What is expected: Check every line of the entries that follow, and copy the ones containing "JSON".

-- START OF Dataset records --

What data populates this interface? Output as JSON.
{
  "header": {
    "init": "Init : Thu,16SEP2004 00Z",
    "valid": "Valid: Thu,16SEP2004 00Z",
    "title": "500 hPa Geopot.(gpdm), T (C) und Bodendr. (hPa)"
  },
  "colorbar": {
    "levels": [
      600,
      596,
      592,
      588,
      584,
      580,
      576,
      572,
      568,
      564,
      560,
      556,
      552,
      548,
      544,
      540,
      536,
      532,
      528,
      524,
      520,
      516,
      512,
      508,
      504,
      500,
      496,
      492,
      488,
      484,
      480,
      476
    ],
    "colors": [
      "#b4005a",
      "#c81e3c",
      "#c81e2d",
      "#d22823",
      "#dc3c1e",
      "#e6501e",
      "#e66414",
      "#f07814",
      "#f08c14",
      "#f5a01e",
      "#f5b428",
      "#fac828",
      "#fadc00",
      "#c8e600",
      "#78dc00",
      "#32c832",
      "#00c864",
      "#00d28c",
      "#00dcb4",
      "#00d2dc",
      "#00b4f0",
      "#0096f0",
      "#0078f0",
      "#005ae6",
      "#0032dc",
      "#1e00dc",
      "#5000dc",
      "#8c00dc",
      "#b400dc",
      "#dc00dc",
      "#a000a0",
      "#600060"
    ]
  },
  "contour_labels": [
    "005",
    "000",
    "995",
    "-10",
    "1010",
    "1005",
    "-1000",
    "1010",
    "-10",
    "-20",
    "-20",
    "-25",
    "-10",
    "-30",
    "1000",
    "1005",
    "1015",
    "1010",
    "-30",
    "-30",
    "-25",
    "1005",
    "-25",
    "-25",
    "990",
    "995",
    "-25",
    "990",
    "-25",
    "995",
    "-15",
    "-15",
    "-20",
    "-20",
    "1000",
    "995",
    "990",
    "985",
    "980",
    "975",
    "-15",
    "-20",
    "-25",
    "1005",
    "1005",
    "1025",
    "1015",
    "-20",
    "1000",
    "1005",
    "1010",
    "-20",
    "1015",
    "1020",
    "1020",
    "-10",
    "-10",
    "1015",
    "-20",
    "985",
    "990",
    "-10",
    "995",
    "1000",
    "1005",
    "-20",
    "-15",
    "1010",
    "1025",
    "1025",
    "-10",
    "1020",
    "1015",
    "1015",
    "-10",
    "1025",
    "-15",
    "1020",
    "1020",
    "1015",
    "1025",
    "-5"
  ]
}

-- END OF Dataset records --
-- START OF Dataset records --

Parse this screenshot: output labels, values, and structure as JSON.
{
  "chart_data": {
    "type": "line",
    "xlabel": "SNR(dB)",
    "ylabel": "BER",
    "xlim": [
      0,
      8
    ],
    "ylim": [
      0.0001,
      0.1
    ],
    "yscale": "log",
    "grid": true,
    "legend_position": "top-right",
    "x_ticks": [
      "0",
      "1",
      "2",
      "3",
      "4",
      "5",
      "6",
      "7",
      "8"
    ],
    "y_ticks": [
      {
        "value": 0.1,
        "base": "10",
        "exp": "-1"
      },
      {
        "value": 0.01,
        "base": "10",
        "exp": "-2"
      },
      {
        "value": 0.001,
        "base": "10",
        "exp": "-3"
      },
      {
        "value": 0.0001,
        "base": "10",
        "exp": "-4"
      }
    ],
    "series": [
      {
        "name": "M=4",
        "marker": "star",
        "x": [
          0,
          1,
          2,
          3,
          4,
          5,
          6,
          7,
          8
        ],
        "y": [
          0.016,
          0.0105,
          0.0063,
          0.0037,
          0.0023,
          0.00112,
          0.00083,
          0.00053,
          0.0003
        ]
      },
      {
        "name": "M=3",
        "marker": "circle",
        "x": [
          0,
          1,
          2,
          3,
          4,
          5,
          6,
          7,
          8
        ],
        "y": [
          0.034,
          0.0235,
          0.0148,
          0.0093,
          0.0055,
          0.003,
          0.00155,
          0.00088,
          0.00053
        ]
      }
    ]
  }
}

-- END OF Dataset records --

Problem solution:
What data populates this interface? Output as JSON.
Parse this screenshot: output labels, values, and structure as JSON.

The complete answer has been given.